━━ Dataset content ━━

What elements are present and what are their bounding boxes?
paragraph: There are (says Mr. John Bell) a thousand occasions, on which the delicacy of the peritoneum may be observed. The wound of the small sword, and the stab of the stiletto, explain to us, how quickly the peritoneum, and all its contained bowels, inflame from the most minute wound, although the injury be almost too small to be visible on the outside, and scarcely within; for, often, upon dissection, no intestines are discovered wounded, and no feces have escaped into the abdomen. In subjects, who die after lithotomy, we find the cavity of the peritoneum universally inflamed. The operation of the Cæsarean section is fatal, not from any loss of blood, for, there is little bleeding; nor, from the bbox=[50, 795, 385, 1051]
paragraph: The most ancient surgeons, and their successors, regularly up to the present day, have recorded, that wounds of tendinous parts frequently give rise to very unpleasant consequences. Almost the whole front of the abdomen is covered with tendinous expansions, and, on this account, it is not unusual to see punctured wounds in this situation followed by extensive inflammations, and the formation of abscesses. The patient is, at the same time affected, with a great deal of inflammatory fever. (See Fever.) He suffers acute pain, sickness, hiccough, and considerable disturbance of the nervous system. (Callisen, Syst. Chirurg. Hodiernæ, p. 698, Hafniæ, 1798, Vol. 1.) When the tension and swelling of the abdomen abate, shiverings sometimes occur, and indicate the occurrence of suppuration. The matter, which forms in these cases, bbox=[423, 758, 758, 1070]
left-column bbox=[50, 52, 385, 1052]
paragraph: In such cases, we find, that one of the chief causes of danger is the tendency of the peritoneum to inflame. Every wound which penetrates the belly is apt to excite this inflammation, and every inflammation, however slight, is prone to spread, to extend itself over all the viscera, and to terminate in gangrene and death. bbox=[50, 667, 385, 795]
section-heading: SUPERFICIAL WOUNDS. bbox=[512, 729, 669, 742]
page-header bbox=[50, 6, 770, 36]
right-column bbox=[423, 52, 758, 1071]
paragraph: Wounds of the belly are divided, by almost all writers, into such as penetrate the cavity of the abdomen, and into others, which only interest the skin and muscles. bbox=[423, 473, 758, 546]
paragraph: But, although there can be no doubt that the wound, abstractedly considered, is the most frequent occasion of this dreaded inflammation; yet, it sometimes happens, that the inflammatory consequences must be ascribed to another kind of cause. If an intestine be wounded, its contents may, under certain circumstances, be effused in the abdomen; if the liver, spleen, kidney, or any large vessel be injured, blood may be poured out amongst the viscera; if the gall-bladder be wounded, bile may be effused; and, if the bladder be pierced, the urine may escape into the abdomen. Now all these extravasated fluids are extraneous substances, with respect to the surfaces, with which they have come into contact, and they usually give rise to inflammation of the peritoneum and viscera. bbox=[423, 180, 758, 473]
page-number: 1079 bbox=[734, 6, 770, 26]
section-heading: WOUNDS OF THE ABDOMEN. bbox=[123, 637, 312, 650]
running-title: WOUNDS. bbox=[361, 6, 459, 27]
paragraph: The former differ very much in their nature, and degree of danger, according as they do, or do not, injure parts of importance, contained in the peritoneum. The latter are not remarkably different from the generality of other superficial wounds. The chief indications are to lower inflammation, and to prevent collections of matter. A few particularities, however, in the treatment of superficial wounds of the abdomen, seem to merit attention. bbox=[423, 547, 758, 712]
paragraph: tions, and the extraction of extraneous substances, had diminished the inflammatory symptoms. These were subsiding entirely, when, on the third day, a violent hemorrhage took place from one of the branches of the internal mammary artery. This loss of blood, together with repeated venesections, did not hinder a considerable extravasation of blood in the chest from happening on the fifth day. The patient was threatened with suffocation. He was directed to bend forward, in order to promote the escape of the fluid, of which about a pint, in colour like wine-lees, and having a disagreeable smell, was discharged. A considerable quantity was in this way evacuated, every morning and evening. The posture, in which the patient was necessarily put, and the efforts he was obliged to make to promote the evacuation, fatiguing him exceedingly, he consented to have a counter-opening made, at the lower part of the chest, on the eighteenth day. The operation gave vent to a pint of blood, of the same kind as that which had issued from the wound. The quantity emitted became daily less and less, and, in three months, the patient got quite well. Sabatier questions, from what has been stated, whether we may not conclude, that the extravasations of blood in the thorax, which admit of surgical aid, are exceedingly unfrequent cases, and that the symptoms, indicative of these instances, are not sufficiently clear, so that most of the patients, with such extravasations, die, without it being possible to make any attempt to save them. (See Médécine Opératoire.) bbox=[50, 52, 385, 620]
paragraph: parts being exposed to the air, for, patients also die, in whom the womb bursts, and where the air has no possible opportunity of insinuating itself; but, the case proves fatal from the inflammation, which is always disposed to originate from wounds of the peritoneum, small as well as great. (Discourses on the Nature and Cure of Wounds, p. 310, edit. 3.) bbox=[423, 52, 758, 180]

━━━

Every line above that includes the string "column" should be counted, and the answer should be that number only.

> _Reply to the exercise_: 2